▸ **Stored rows**

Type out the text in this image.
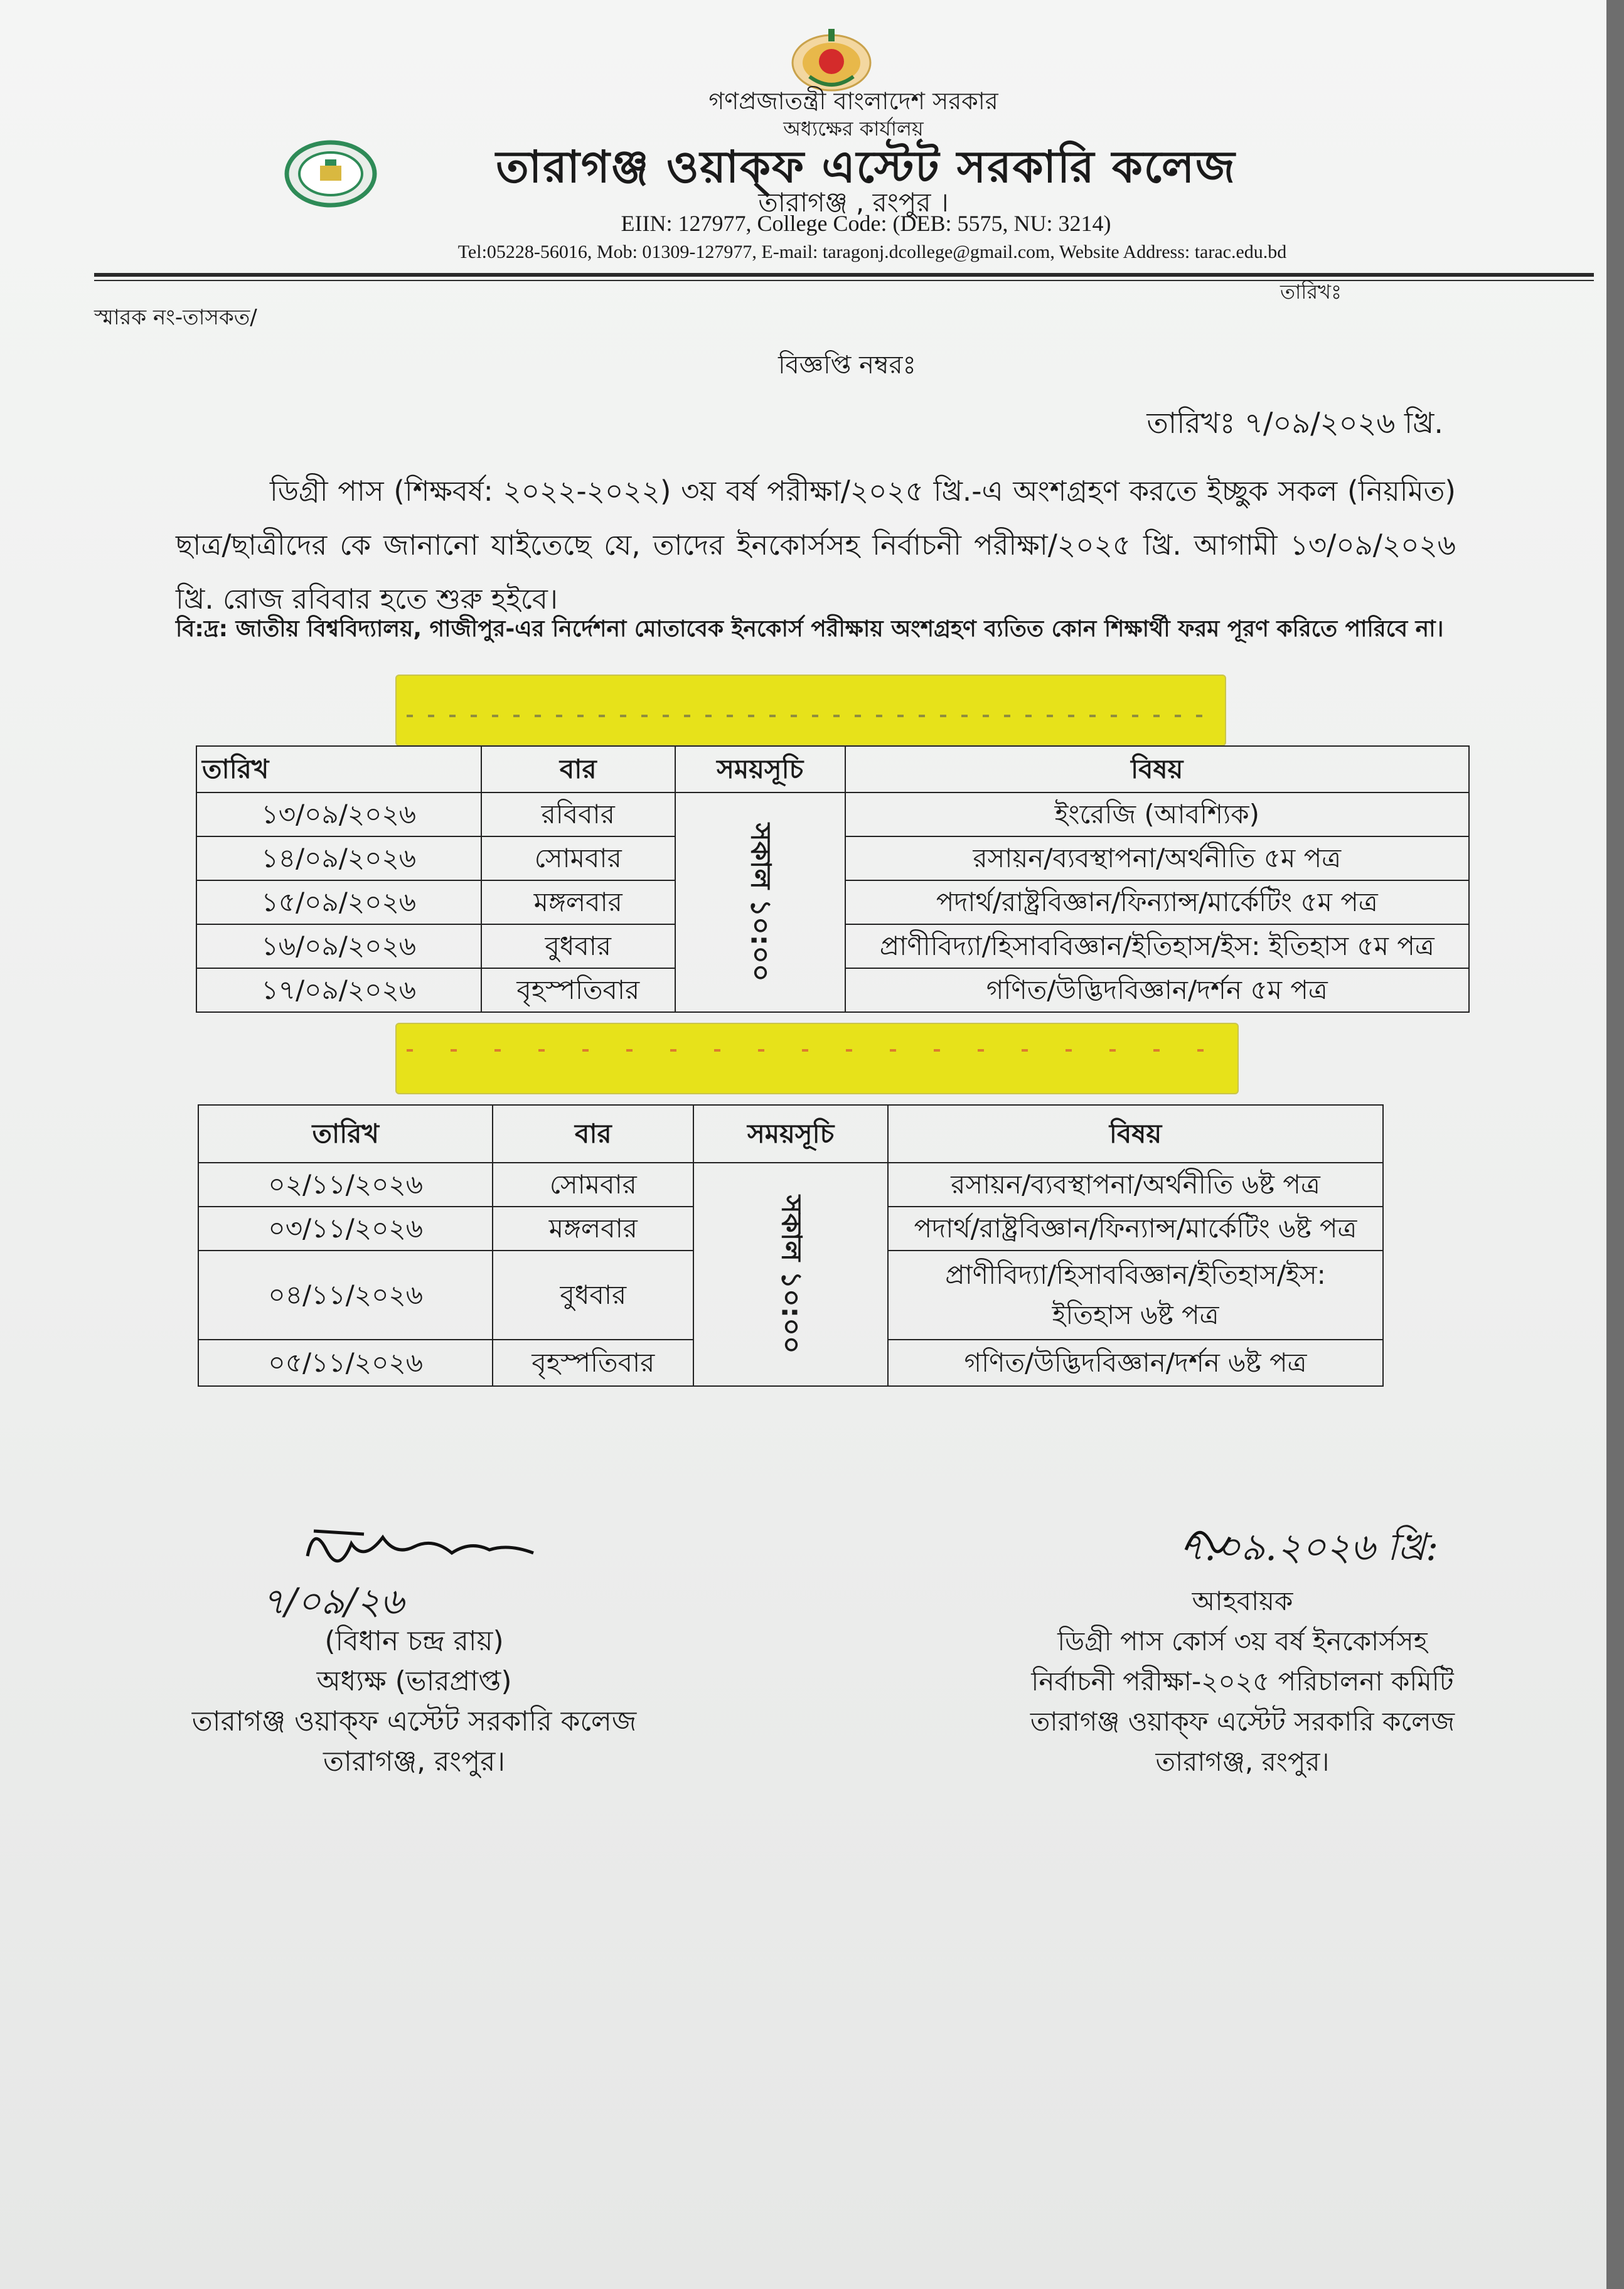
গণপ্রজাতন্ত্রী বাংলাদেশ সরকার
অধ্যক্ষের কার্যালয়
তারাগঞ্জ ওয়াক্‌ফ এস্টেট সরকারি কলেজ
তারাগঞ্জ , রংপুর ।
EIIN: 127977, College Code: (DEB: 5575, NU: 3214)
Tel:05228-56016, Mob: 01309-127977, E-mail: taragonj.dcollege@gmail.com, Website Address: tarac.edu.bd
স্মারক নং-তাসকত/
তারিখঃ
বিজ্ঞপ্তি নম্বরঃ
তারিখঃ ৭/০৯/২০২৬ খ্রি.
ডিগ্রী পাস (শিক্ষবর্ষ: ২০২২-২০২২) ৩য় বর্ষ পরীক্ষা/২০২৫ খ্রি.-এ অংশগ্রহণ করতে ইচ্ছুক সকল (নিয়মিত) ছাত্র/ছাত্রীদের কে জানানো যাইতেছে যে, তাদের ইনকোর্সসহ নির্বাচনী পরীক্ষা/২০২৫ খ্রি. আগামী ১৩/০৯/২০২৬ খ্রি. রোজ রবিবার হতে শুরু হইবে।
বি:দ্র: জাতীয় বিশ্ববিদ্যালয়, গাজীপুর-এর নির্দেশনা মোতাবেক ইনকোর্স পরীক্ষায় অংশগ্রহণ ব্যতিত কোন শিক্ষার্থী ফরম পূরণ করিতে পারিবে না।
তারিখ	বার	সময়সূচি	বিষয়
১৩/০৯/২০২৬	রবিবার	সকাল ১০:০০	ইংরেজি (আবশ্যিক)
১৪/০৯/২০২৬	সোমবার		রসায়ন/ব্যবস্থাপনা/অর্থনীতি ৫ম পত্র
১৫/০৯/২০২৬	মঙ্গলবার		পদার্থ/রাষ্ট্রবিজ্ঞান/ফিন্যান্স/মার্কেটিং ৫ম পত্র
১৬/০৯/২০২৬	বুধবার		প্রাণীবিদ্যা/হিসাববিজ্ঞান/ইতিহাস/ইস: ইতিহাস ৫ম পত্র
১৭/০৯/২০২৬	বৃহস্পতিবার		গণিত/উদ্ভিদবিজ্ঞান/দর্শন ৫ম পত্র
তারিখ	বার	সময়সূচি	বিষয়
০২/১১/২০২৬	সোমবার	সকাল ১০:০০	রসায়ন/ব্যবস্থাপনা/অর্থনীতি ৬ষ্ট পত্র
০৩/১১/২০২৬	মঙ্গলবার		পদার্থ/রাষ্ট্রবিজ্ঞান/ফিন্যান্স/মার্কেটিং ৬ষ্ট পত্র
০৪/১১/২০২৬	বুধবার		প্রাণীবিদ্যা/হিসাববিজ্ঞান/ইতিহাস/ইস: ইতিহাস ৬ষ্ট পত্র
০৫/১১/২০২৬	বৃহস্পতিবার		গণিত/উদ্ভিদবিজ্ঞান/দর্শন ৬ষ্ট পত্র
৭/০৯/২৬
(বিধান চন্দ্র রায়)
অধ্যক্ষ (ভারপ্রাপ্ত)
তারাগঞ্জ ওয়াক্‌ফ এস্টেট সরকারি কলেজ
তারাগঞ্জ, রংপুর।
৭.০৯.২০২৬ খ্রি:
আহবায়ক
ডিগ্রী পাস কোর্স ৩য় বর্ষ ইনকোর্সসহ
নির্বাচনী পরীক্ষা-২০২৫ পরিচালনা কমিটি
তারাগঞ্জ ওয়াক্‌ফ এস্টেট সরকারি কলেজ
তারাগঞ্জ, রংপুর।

▸ **Written request**
Omit the pictures. Transcribe every record exactly.

▸ **Exercise output**
Type out the text in this image.
গণপ্রজাতন্ত্রী বাংলাদেশ সরকার
অধ্যক্ষের কার্যালয়
তারাগঞ্জ ওয়াক্‌ফ এস্টেট সরকারি কলেজ
তারাগঞ্জ , রংপুর ।
EIIN: 127977, College Code: (DEB: 5575, NU: 3214)
Tel:05228-56016, Mob: 01309-127977, E-mail: taragonj.dcollege@gmail.com, Website Address: tarac.edu.bd
স্মারক নং-তাসকত/
তারিখঃ
বিজ্ঞপ্তি নম্বরঃ
তারিখঃ ৭/০৯/২০২৬ খ্রি.
ডিগ্রী পাস (শিক্ষবর্ষ: ২০২২-২০২২) ৩য় বর্ষ পরীক্ষা/২০২৫ খ্রি.-এ অংশগ্রহণ করতে ইচ্ছুক সকল (নিয়মিত) ছাত্র/ছাত্রীদের কে জানানো যাইতেছে যে, তাদের ইনকোর্সসহ নির্বাচনী পরীক্ষা/২০২৫ খ্রি. আগামী ১৩/০৯/২০২৬ খ্রি. রোজ রবিবার হতে শুরু হইবে।
বি:দ্র: জাতীয় বিশ্ববিদ্যালয়, গাজীপুর-এর নির্দেশনা মোতাবেক ইনকোর্স পরীক্ষায় অংশগ্রহণ ব্যতিত কোন শিক্ষার্থী ফরম পূরণ করিতে পারিবে না।
তারিখ	বার	সময়সূচি	বিষয়
১৩/০৯/২০২৬	রবিবার	সকাল ১০:০০	ইংরেজি (আবশ্যিক)
১৪/০৯/২০২৬	সোমবার		রসায়ন/ব্যবস্থাপনা/অর্থনীতি ৫ম পত্র
১৫/০৯/২০২৬	মঙ্গলবার		পদার্থ/রাষ্ট্রবিজ্ঞান/ফিন্যান্স/মার্কেটিং ৫ম পত্র
১৬/০৯/২০২৬	বুধবার		প্রাণীবিদ্যা/হিসাববিজ্ঞান/ইতিহাস/ইস: ইতিহাস ৫ম পত্র
১৭/০৯/২০২৬	বৃহস্পতিবার		গণিত/উদ্ভিদবিজ্ঞান/দর্শন ৫ম পত্র
তারিখ	বার	সময়সূচি	বিষয়
০২/১১/২০২৬	সোমবার	সকাল ১০:০০	রসায়ন/ব্যবস্থাপনা/অর্থনীতি ৬ষ্ট পত্র
০৩/১১/২০২৬	মঙ্গলবার		পদার্থ/রাষ্ট্রবিজ্ঞান/ফিন্যান্স/মার্কেটিং ৬ষ্ট পত্র
০৪/১১/২০২৬	বুধবার		প্রাণীবিদ্যা/হিসাববিজ্ঞান/ইতিহাস/ইস: ইতিহাস ৬ষ্ট পত্র
০৫/১১/২০২৬	বৃহস্পতিবার		গণিত/উদ্ভিদবিজ্ঞান/দর্শন ৬ষ্ট পত্র
৭/০৯/২৬
(বিধান চন্দ্র রায়)
অধ্যক্ষ (ভারপ্রাপ্ত)
তারাগঞ্জ ওয়াক্‌ফ এস্টেট সরকারি কলেজ
তারাগঞ্জ, রংপুর।
৭.০৯.২০২৬ খ্রি:
আহবায়ক
ডিগ্রী পাস কোর্স ৩য় বর্ষ ইনকোর্সসহ
নির্বাচনী পরীক্ষা-২০২৫ পরিচালনা কমিটি
তারাগঞ্জ ওয়াক্‌ফ এস্টেট সরকারি কলেজ
তারাগঞ্জ, রংপুর।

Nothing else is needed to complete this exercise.